[Dataset entries on figures]
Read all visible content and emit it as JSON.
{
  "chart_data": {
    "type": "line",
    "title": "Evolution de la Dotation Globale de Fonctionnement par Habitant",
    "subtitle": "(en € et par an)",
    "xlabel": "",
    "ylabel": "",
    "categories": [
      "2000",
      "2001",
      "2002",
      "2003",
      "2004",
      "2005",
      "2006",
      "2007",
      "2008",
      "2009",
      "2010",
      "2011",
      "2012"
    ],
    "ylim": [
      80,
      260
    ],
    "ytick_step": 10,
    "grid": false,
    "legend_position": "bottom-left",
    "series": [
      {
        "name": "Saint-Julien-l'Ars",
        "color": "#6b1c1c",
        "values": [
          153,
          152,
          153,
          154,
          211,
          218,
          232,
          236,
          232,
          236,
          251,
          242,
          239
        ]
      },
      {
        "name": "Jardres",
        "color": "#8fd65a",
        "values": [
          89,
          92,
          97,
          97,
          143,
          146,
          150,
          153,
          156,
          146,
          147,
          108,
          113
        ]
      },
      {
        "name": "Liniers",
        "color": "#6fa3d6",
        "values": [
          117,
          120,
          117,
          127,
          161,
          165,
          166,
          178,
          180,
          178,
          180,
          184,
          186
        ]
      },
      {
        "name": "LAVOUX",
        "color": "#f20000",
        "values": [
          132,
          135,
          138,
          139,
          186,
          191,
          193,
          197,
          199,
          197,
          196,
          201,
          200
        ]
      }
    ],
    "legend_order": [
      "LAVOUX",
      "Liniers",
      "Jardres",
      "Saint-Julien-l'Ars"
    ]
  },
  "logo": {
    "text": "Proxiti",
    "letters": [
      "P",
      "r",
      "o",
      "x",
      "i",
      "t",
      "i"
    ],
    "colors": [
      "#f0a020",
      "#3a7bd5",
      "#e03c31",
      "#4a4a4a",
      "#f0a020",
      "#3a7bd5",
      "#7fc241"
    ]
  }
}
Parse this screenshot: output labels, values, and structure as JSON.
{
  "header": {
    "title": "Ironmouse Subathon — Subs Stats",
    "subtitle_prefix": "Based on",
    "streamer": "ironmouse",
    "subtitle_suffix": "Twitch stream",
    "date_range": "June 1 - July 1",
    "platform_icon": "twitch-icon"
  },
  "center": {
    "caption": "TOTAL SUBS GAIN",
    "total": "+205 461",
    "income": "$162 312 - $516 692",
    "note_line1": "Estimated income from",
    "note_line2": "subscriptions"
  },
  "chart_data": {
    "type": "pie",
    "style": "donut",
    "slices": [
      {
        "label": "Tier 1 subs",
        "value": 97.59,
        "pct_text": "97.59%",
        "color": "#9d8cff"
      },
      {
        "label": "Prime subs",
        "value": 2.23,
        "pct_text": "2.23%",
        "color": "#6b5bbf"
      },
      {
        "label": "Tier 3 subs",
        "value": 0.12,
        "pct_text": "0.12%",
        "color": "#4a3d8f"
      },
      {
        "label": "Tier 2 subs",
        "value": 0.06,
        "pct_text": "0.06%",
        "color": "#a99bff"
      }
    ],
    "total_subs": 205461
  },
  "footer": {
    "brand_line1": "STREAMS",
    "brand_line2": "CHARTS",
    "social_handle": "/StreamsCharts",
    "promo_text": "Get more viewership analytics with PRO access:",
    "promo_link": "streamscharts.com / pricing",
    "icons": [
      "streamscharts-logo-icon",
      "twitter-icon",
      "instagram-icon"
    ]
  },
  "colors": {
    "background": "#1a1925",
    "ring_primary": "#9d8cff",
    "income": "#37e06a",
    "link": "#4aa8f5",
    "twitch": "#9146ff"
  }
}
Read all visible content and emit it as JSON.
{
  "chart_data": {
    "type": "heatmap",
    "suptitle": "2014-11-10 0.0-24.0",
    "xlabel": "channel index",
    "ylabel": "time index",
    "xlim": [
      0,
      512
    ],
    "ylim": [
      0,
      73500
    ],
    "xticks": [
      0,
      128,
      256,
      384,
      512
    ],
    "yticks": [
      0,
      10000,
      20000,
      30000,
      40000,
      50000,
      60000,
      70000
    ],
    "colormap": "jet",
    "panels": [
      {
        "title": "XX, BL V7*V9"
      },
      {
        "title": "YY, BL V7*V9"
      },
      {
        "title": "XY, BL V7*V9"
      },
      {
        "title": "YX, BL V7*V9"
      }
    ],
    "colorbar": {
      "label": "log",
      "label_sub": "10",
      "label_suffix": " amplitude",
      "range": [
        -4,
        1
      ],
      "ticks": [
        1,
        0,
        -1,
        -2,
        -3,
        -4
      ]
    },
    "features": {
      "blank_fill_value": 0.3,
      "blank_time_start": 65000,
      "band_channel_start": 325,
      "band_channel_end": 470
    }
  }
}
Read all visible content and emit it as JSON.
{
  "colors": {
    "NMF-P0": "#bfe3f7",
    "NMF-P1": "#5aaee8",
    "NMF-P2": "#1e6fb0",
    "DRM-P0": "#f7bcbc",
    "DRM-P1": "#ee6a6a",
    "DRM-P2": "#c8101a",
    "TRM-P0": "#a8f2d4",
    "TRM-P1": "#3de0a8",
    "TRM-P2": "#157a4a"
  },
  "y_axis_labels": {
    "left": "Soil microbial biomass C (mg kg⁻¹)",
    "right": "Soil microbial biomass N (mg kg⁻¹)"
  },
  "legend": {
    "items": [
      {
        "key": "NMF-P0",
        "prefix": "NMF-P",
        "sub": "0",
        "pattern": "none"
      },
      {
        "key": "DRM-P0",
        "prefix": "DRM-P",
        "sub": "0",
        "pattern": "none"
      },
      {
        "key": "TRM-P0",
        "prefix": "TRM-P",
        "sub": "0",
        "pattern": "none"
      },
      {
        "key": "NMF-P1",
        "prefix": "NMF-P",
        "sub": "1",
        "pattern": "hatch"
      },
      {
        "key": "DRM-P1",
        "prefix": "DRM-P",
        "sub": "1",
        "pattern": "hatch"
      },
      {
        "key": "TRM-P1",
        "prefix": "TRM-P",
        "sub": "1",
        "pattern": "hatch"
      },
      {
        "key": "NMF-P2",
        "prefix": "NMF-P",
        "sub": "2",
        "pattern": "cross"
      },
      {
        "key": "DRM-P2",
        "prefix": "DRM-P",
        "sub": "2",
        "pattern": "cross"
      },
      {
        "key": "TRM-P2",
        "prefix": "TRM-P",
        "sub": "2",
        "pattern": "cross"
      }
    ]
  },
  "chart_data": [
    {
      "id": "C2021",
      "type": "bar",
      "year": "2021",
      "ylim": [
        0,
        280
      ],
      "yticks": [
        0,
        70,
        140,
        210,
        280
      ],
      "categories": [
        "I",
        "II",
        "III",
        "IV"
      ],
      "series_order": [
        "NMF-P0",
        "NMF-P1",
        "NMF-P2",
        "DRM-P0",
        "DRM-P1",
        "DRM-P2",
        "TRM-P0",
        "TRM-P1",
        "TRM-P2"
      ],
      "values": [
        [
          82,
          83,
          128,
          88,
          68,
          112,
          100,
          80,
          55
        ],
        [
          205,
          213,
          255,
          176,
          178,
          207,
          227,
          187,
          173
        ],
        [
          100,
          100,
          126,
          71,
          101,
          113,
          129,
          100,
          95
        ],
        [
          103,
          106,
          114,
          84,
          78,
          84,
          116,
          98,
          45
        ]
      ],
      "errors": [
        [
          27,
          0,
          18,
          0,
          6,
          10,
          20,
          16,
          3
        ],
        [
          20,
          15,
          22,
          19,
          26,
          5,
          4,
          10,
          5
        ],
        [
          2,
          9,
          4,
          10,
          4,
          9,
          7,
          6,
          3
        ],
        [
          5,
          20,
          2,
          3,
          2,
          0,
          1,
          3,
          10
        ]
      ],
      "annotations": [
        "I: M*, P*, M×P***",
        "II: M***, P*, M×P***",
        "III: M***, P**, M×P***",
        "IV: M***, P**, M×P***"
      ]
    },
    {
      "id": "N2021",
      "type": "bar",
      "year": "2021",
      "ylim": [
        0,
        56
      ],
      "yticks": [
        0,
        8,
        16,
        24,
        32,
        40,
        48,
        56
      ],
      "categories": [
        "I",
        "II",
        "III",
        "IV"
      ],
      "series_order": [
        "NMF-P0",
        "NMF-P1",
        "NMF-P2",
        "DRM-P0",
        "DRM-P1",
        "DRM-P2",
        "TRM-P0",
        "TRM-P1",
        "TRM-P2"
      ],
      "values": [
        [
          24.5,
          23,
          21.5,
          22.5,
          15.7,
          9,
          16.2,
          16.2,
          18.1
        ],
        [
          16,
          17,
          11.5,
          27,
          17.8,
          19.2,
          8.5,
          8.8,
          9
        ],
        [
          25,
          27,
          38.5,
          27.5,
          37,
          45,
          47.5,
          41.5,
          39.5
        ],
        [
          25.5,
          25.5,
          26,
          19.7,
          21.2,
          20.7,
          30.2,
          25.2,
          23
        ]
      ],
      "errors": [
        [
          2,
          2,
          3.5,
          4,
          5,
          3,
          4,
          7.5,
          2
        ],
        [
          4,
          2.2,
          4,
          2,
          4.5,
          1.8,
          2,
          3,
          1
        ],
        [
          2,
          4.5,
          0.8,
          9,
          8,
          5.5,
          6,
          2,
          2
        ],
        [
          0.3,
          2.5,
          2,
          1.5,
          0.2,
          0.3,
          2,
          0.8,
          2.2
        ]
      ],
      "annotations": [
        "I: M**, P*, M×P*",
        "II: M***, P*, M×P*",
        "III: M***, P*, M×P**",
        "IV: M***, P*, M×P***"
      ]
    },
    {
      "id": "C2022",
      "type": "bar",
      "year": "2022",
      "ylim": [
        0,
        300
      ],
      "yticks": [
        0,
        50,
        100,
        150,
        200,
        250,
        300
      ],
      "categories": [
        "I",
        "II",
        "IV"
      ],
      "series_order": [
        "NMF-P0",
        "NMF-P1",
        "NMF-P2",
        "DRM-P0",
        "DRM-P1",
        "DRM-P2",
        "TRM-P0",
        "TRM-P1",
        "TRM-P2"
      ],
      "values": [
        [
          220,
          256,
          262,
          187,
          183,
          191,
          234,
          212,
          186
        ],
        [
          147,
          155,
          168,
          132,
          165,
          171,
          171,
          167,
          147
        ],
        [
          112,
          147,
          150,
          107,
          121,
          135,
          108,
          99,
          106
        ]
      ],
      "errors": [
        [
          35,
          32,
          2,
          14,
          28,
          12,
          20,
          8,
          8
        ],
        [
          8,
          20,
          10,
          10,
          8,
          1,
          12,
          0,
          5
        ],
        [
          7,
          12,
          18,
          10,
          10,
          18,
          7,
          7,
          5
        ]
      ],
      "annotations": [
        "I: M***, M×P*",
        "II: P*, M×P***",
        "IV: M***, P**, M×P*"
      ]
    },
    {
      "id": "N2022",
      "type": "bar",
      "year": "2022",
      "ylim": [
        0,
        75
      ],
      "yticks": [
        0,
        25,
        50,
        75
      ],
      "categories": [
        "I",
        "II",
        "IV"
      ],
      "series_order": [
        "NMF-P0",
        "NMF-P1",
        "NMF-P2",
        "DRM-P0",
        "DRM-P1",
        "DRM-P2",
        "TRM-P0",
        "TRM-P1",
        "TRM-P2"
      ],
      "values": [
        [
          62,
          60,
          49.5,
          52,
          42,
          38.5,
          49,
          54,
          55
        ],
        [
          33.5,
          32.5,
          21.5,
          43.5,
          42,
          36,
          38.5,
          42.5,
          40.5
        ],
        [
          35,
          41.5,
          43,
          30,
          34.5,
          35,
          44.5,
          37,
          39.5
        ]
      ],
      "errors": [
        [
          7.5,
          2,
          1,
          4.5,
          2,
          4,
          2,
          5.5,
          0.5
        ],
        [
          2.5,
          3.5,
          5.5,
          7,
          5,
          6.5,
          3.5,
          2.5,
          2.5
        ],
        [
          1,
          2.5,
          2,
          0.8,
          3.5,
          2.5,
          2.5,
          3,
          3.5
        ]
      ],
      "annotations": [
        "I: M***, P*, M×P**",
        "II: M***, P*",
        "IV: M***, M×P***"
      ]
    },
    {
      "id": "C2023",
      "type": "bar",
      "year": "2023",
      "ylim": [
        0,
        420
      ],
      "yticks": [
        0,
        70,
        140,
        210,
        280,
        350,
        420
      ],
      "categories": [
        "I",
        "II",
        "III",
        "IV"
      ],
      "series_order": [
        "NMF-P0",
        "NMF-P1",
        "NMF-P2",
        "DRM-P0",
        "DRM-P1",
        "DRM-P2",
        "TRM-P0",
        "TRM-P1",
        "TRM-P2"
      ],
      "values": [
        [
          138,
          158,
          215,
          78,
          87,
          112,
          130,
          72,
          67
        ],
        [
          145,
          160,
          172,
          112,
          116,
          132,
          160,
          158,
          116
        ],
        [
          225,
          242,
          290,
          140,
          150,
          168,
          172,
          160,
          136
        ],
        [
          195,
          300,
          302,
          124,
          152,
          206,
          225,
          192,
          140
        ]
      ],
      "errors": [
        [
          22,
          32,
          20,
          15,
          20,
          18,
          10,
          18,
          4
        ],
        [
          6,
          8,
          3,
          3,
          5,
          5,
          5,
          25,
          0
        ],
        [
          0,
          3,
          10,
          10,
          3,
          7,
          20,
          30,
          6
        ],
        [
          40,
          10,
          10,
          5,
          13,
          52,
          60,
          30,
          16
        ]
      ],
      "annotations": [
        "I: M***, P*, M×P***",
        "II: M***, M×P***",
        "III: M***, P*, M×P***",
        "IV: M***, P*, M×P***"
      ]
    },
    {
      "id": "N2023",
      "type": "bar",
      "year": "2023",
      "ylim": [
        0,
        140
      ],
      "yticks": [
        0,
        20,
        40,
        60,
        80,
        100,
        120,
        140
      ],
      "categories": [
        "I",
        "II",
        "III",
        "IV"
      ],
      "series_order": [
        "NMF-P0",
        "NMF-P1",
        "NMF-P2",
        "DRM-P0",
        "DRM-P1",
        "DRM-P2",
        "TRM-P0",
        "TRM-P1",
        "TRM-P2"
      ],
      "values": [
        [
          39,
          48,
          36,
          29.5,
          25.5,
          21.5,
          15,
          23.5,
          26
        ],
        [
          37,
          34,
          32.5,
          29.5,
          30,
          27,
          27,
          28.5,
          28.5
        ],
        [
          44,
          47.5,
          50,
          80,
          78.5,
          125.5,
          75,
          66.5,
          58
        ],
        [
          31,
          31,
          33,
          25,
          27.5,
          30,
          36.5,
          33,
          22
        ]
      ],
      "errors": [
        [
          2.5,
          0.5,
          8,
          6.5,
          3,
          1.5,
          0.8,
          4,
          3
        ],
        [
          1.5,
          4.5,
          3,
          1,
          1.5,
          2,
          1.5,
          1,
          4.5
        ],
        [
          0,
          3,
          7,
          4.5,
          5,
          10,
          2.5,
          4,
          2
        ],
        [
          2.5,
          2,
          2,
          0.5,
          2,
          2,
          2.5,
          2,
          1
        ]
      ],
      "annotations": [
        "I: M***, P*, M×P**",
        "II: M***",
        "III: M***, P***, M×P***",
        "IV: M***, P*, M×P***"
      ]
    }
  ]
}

→ **Direction**
Provide the number of lines in the data above that contain the string "index", and nothing else.

→ **Problem solution**
2